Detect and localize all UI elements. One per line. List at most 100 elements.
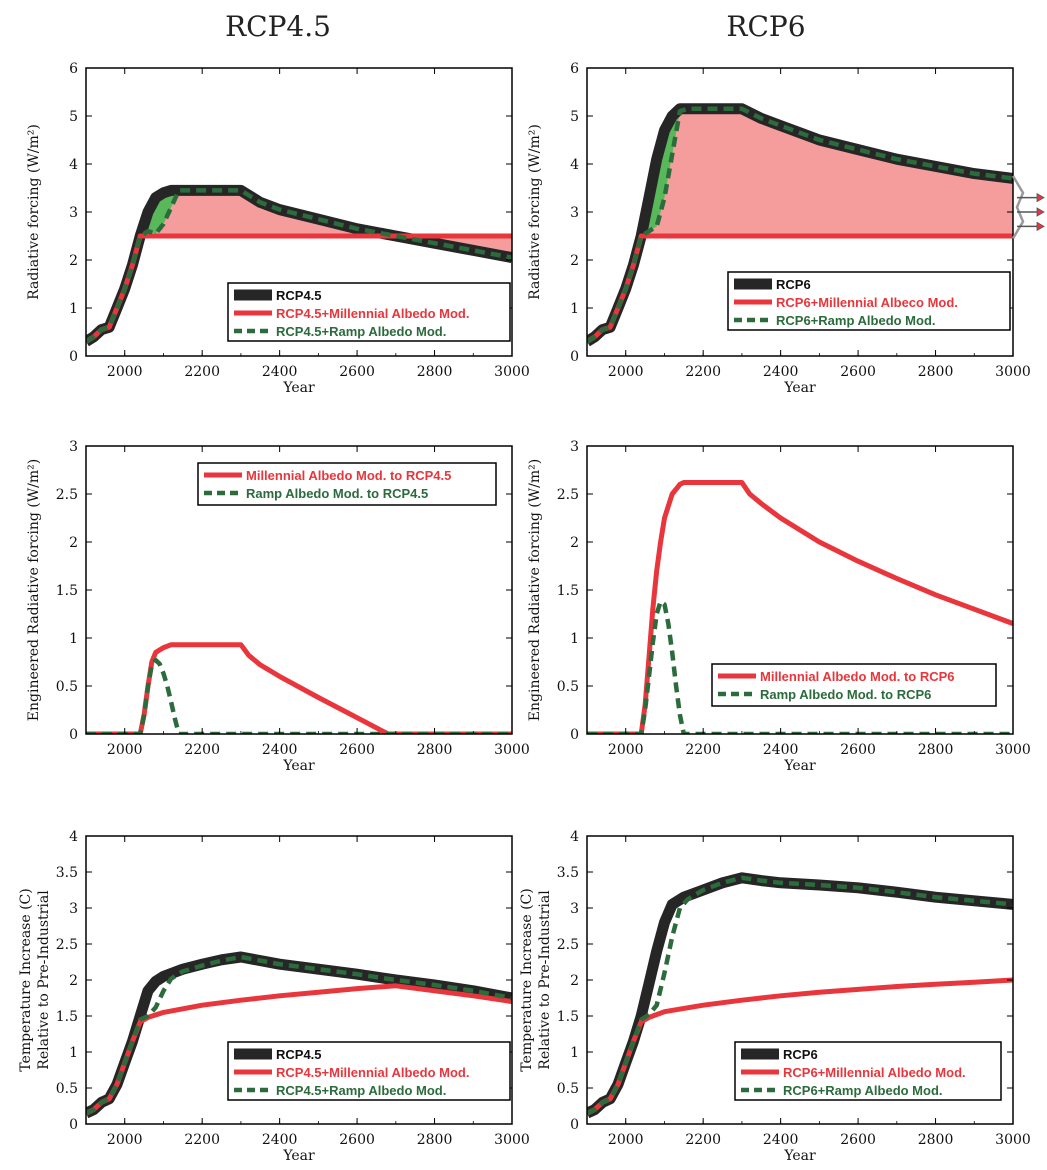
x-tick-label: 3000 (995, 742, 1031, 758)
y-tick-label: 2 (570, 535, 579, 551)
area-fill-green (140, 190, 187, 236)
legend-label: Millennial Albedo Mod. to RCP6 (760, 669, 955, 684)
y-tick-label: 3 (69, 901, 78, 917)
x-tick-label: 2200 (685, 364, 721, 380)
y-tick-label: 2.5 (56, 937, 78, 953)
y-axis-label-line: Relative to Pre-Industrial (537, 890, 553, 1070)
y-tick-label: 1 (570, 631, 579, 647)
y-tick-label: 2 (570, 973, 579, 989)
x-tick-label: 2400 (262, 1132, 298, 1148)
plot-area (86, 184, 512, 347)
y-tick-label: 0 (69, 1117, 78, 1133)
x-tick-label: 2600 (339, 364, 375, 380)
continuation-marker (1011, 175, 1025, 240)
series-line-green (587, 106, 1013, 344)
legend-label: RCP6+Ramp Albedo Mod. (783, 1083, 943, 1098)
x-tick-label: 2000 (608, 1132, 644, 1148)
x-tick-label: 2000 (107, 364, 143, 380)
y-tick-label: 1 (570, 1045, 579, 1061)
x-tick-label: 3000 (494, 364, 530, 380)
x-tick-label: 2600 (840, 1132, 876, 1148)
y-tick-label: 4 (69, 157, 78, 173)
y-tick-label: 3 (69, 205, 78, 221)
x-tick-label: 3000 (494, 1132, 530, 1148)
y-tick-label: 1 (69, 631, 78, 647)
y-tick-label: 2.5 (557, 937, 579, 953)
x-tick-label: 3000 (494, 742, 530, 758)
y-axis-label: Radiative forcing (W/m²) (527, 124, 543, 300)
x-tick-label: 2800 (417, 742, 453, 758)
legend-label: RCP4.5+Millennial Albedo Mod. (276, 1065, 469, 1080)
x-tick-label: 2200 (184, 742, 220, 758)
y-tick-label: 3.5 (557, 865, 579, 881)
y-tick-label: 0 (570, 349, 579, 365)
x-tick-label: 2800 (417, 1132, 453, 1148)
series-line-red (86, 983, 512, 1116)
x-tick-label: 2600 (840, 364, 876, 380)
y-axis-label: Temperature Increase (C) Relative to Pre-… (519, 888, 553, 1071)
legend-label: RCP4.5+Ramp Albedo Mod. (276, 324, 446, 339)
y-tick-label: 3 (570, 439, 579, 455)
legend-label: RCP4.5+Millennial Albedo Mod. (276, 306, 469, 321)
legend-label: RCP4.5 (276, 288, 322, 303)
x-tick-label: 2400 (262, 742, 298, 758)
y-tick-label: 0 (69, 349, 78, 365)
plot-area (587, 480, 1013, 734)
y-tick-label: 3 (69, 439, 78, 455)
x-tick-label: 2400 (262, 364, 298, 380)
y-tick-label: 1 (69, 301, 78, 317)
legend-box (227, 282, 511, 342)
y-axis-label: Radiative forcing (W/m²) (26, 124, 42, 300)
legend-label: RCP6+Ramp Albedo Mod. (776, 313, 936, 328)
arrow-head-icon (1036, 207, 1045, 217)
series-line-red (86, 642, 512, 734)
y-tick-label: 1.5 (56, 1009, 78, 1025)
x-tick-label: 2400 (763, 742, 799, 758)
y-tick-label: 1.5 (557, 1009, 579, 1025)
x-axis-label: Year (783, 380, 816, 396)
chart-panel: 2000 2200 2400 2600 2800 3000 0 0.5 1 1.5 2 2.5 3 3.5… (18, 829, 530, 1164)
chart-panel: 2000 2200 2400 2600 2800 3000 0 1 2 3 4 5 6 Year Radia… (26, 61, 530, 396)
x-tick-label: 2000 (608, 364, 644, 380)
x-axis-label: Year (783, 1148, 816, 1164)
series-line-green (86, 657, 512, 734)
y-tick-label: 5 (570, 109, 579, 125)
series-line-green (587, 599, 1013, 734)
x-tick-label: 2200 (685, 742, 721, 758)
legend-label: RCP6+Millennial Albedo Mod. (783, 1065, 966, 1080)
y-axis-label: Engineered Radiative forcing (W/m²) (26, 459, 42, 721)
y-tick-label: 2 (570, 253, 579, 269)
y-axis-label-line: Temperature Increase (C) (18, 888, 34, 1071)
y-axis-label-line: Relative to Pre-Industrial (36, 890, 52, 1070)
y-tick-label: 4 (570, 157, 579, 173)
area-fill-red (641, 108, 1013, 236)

====

Update the rows above by replacing every occurrence of "legend-label" with "legend-entry" and leaving everything else unchanged. Omit the picture lines from your output.

Detect and localize all UI elements. One per line. List at most 100 elements.
x-tick-label: 3000 (995, 742, 1031, 758)
y-tick-label: 2 (570, 535, 579, 551)
area-fill-green (140, 190, 187, 236)
legend-entry: Millennial Albedo Mod. to RCP6 (760, 669, 955, 684)
y-tick-label: 3 (69, 901, 78, 917)
x-tick-label: 2200 (685, 364, 721, 380)
y-tick-label: 2.5 (56, 937, 78, 953)
y-axis-label-line: Relative to Pre-Industrial (537, 890, 553, 1070)
y-tick-label: 1 (570, 631, 579, 647)
y-tick-label: 2 (570, 973, 579, 989)
x-tick-label: 2400 (262, 1132, 298, 1148)
plot-area (86, 184, 512, 347)
y-tick-label: 0 (69, 1117, 78, 1133)
x-tick-label: 2600 (339, 364, 375, 380)
continuation-marker (1011, 175, 1025, 240)
series-line-green (587, 106, 1013, 344)
legend-entry: RCP6+Ramp Albedo Mod. (783, 1083, 943, 1098)
x-tick-label: 2000 (608, 1132, 644, 1148)
x-tick-label: 2000 (107, 364, 143, 380)
y-tick-label: 1 (570, 1045, 579, 1061)
x-tick-label: 3000 (494, 364, 530, 380)
x-tick-label: 2600 (840, 1132, 876, 1148)
y-tick-label: 4 (69, 157, 78, 173)
y-tick-label: 3 (69, 205, 78, 221)
x-tick-label: 3000 (494, 1132, 530, 1148)
y-tick-label: 1 (69, 631, 78, 647)
y-tick-label: 2.5 (557, 937, 579, 953)
x-tick-label: 3000 (494, 742, 530, 758)
y-axis-label: Radiative forcing (W/m²) (527, 124, 543, 300)
x-tick-label: 2800 (417, 742, 453, 758)
legend-entry: RCP4.5+Millennial Albedo Mod. (276, 1065, 469, 1080)
x-tick-label: 2200 (184, 742, 220, 758)
y-tick-label: 3.5 (557, 865, 579, 881)
y-tick-label: 0 (570, 349, 579, 365)
x-tick-label: 2800 (417, 1132, 453, 1148)
series-line-red (86, 983, 512, 1116)
x-tick-label: 2600 (840, 364, 876, 380)
y-axis-label: Temperature Increase (C) Relative to Pre-… (519, 888, 553, 1071)
legend-entry: RCP4.5+Ramp Albedo Mod. (276, 324, 446, 339)
y-tick-label: 3 (570, 439, 579, 455)
legend-entry: RCP4.5+Millennial Albedo Mod. (276, 306, 469, 321)
legend-entry: RCP4.5 (276, 288, 322, 303)
x-tick-label: 2400 (262, 742, 298, 758)
y-tick-label: 0 (69, 349, 78, 365)
plot-area (587, 480, 1013, 734)
y-tick-label: 3 (69, 439, 78, 455)
x-tick-label: 2400 (262, 364, 298, 380)
y-tick-label: 1 (69, 301, 78, 317)
legend-box (227, 282, 511, 342)
y-axis-label: Radiative forcing (W/m²) (26, 124, 42, 300)
legend-entry: RCP6+Ramp Albedo Mod. (776, 313, 936, 328)
arrow-head-icon (1036, 207, 1045, 217)
series-line-red (86, 642, 512, 734)
y-tick-label: 1.5 (56, 1009, 78, 1025)
x-tick-label: 2400 (763, 742, 799, 758)
y-tick-label: 1.5 (557, 1009, 579, 1025)
x-axis-label: Year (783, 380, 816, 396)
chart-panel: 2000 2200 2400 2600 2800 3000 0 0.5 1 1.5 2 2.5 3 3.5… (18, 829, 530, 1164)
chart-panel: 2000 2200 2400 2600 2800 3000 0 1 2 3 4 5 6 Year Radia… (26, 61, 530, 396)
x-tick-label: 2000 (608, 364, 644, 380)
x-axis-label: Year (783, 1148, 816, 1164)
series-line-green (86, 657, 512, 734)
y-tick-label: 5 (570, 109, 579, 125)
series-line-green (587, 599, 1013, 734)
x-tick-label: 2200 (685, 742, 721, 758)
legend-entry: RCP6+Millennial Albedo Mod. (783, 1065, 966, 1080)
y-axis-label: Engineered Radiative forcing (W/m²) (26, 459, 42, 721)
y-tick-label: 2 (570, 253, 579, 269)
y-axis-label-line: Temperature Increase (C) (18, 888, 34, 1071)
y-axis-label-line: Relative to Pre-Industrial (36, 890, 52, 1070)
y-tick-label: 4 (570, 157, 579, 173)
area-fill-red (641, 108, 1013, 236)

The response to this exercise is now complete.